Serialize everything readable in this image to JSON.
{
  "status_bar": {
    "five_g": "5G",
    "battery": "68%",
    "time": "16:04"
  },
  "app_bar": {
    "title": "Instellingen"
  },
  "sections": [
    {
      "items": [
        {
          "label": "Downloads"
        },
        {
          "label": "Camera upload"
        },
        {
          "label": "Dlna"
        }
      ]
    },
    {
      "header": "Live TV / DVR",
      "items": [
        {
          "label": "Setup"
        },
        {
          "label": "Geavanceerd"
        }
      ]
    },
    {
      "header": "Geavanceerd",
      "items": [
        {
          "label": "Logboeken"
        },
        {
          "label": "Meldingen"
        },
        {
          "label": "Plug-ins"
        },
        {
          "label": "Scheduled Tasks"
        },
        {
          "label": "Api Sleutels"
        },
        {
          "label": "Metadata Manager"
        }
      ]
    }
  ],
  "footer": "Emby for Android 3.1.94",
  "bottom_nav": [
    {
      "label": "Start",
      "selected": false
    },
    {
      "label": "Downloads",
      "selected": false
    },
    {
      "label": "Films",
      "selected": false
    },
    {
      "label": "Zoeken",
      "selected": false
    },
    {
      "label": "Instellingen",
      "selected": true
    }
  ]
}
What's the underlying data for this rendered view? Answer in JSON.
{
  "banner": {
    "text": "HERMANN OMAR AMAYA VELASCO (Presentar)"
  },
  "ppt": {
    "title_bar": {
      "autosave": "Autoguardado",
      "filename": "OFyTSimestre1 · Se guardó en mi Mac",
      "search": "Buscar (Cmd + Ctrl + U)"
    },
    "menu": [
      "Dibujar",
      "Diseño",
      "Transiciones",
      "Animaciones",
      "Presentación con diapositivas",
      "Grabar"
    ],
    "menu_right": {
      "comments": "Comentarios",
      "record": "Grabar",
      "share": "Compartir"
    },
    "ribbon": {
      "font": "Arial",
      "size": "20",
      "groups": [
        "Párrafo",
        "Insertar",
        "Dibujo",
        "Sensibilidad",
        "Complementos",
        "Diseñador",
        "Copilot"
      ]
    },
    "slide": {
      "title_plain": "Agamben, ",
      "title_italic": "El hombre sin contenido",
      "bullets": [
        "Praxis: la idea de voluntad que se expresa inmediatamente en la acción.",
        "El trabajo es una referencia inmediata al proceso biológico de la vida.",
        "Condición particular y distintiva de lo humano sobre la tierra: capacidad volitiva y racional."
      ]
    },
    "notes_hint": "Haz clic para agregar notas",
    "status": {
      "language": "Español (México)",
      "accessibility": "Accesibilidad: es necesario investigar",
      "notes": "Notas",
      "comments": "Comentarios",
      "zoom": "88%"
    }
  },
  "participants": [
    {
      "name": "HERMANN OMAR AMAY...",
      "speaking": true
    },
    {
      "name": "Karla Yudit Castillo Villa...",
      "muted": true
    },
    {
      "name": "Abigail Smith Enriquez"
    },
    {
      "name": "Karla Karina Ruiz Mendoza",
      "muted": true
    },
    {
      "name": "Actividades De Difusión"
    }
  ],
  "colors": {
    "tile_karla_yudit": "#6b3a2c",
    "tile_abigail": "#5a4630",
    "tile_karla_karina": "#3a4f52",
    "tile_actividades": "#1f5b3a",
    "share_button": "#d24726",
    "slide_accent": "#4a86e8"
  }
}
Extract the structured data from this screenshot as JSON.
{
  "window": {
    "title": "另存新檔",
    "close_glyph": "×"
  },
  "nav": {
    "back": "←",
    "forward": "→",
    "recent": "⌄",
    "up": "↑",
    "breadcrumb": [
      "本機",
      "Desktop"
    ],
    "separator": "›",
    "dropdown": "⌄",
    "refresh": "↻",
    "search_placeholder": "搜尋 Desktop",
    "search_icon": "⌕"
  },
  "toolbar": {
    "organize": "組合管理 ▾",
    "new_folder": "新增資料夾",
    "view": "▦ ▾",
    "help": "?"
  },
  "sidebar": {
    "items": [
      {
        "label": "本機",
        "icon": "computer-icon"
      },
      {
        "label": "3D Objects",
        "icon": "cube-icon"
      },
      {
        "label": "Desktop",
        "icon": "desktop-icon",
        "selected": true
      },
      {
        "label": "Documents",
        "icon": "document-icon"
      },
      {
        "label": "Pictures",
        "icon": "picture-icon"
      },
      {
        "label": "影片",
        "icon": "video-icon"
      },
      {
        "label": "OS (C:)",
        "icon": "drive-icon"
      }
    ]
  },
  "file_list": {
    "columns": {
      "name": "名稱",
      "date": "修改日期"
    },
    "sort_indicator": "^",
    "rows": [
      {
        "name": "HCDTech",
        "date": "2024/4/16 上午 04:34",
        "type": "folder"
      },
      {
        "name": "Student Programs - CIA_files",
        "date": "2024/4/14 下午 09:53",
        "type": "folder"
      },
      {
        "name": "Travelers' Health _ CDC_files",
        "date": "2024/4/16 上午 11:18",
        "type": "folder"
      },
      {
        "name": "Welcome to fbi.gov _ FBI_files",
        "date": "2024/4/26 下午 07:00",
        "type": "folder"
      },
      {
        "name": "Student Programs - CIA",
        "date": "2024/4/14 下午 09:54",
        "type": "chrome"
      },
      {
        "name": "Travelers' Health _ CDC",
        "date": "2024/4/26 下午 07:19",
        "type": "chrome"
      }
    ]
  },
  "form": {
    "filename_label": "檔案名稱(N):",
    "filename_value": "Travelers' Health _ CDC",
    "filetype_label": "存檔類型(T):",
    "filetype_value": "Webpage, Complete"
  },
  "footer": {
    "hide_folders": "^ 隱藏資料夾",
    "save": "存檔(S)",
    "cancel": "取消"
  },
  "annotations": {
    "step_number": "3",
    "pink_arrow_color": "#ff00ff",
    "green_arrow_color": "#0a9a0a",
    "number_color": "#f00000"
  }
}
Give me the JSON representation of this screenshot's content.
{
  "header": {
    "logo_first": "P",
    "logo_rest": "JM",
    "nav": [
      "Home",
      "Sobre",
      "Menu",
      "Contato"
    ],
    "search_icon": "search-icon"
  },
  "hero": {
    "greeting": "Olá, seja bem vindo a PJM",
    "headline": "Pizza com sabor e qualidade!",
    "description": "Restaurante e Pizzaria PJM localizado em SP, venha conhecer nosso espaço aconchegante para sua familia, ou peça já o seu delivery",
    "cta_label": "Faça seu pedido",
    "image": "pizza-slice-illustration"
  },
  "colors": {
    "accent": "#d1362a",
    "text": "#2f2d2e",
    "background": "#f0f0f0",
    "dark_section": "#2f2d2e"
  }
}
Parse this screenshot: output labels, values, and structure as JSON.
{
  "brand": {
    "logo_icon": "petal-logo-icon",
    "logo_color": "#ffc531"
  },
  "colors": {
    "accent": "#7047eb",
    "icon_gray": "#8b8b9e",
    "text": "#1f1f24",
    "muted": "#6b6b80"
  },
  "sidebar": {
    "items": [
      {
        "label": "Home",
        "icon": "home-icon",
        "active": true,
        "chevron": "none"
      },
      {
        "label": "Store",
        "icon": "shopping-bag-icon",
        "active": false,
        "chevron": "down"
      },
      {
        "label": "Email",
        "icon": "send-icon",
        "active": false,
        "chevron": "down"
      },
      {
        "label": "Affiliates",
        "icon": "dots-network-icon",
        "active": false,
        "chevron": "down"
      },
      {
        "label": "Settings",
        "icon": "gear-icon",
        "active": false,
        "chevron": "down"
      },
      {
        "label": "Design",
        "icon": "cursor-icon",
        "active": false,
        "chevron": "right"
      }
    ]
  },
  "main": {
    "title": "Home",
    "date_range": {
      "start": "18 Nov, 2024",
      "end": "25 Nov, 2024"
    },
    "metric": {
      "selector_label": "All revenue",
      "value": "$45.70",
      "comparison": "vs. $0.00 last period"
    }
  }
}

* _Task goal_:
Say the number of lines in the records above that include the string "Health", and no more.

* _Solution_:
3